[Entries from a dataset]
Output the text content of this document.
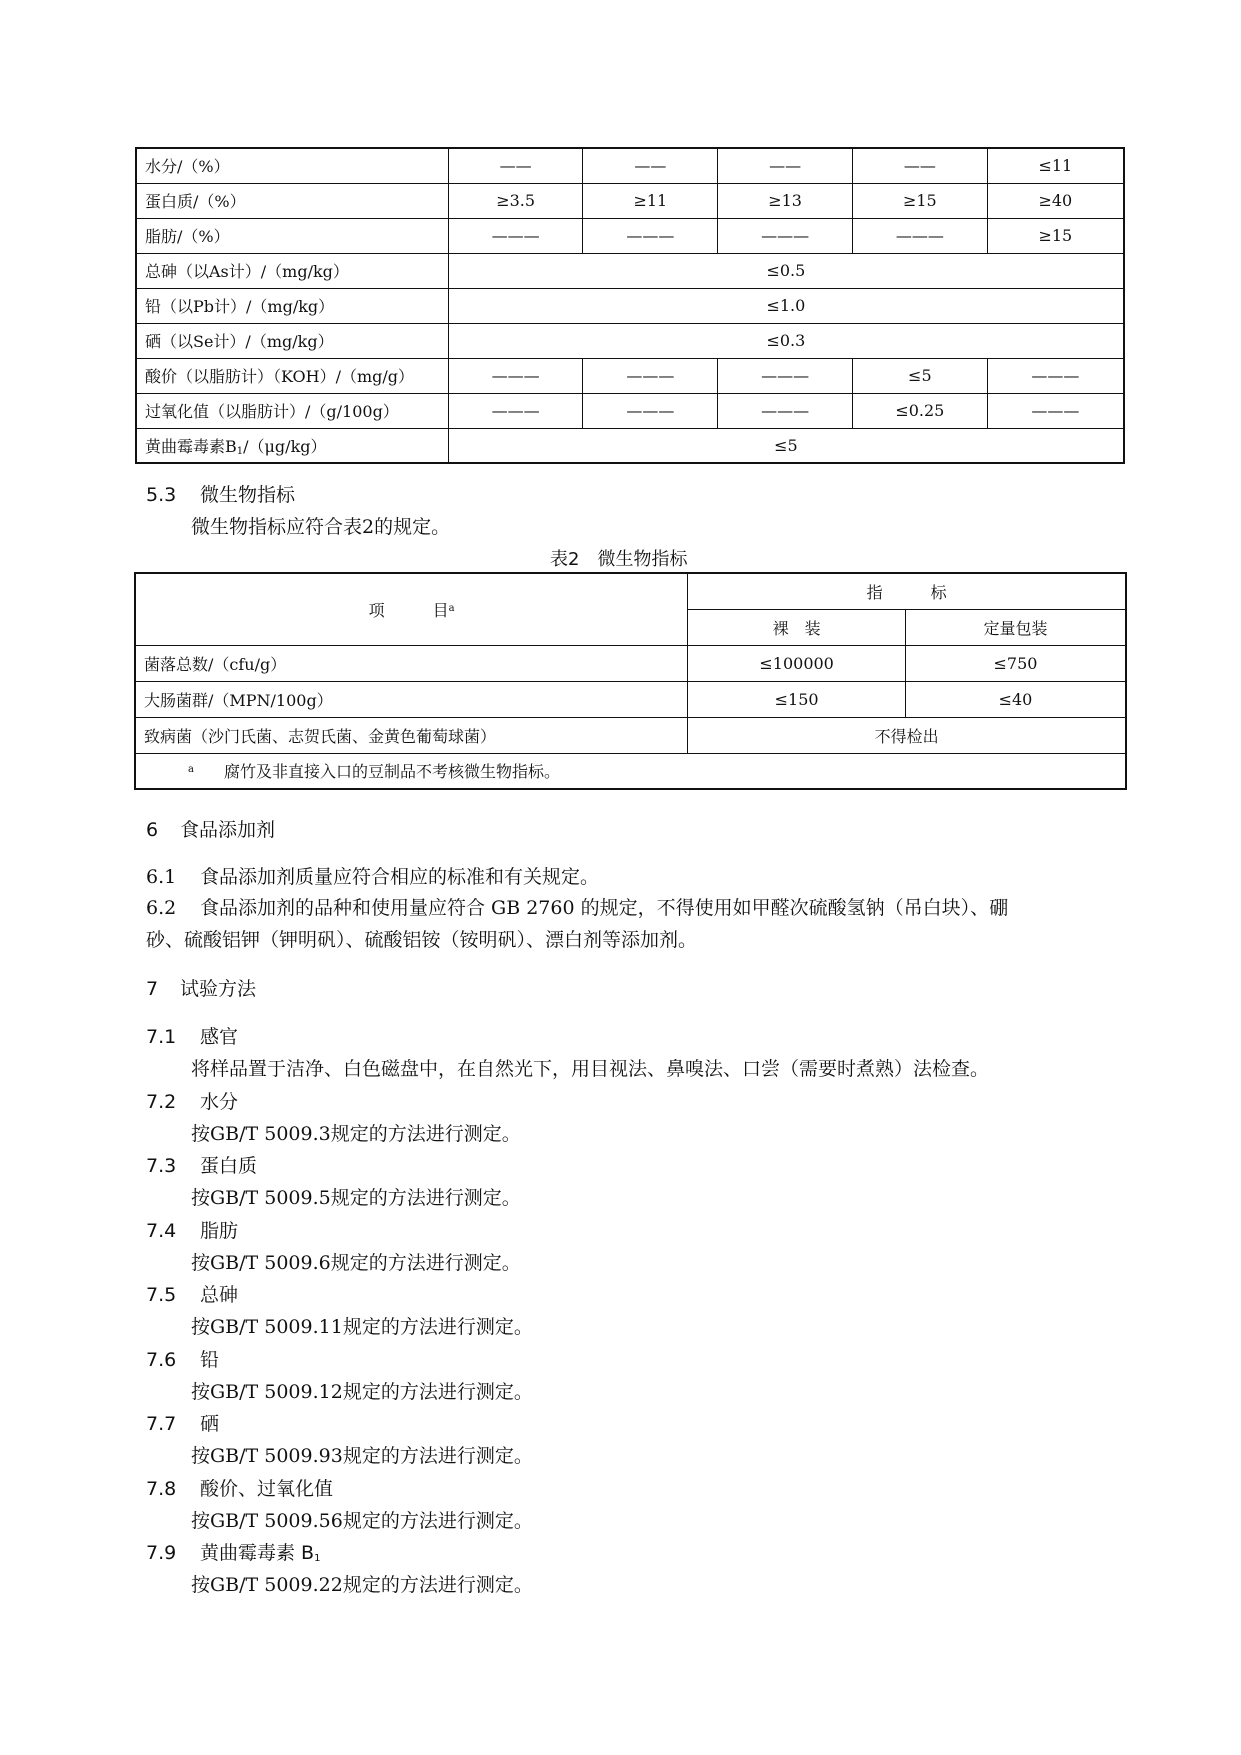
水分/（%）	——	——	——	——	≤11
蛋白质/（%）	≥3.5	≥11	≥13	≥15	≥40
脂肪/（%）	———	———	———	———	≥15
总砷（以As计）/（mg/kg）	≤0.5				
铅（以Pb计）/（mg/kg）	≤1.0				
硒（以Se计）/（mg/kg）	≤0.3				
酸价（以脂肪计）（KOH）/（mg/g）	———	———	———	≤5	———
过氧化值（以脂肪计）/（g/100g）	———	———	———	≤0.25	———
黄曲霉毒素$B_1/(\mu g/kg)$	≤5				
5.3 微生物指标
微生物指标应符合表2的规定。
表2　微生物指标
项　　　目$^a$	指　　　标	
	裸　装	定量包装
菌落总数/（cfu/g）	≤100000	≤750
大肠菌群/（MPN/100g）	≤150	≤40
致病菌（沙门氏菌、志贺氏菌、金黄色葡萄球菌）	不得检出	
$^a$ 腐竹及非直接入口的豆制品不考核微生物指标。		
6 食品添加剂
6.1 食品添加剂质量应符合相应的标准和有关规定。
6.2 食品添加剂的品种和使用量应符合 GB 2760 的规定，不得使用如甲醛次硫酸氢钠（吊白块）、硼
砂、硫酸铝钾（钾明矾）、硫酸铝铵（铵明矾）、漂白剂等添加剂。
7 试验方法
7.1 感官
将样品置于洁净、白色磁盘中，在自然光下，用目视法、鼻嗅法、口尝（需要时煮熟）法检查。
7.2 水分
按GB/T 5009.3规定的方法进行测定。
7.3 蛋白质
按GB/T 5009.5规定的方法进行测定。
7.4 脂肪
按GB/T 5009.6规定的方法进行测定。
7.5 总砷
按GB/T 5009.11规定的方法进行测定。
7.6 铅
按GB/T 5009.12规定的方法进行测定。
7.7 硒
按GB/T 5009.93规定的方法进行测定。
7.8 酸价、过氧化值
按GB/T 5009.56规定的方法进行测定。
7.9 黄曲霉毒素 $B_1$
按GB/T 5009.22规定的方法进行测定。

● DO THIS: Images should not appear in the copy; retype the listing above exactly.

● OUTPUT OF THE EXERCISE:
Output the text content of this document.
水分/（%）	——	——	——	——	≤11
蛋白质/（%）	≥3.5	≥11	≥13	≥15	≥40
脂肪/（%）	———	———	———	———	≥15
总砷（以As计）/（mg/kg）	≤0.5				
铅（以Pb计）/（mg/kg）	≤1.0				
硒（以Se计）/（mg/kg）	≤0.3				
酸价（以脂肪计）（KOH）/（mg/g）	———	———	———	≤5	———
过氧化值（以脂肪计）/（g/100g）	———	———	———	≤0.25	———
黄曲霉毒素$B_1/(\mu g/kg)$	≤5				
5.3 微生物指标
微生物指标应符合表2的规定。
表2　微生物指标
项　　　目$^a$	指　　　标	
	裸　装	定量包装
菌落总数/（cfu/g）	≤100000	≤750
大肠菌群/（MPN/100g）	≤150	≤40
致病菌（沙门氏菌、志贺氏菌、金黄色葡萄球菌）	不得检出	
$^a$ 腐竹及非直接入口的豆制品不考核微生物指标。		
6 食品添加剂
6.1 食品添加剂质量应符合相应的标准和有关规定。
6.2 食品添加剂的品种和使用量应符合 GB 2760 的规定，不得使用如甲醛次硫酸氢钠（吊白块）、硼
砂、硫酸铝钾（钾明矾）、硫酸铝铵（铵明矾）、漂白剂等添加剂。
7 试验方法
7.1 感官
将样品置于洁净、白色磁盘中，在自然光下，用目视法、鼻嗅法、口尝（需要时煮熟）法检查。
7.2 水分
按GB/T 5009.3规定的方法进行测定。
7.3 蛋白质
按GB/T 5009.5规定的方法进行测定。
7.4 脂肪
按GB/T 5009.6规定的方法进行测定。
7.5 总砷
按GB/T 5009.11规定的方法进行测定。
7.6 铅
按GB/T 5009.12规定的方法进行测定。
7.7 硒
按GB/T 5009.93规定的方法进行测定。
7.8 酸价、过氧化值
按GB/T 5009.56规定的方法进行测定。
7.9 黄曲霉毒素 $B_1$
按GB/T 5009.22规定的方法进行测定。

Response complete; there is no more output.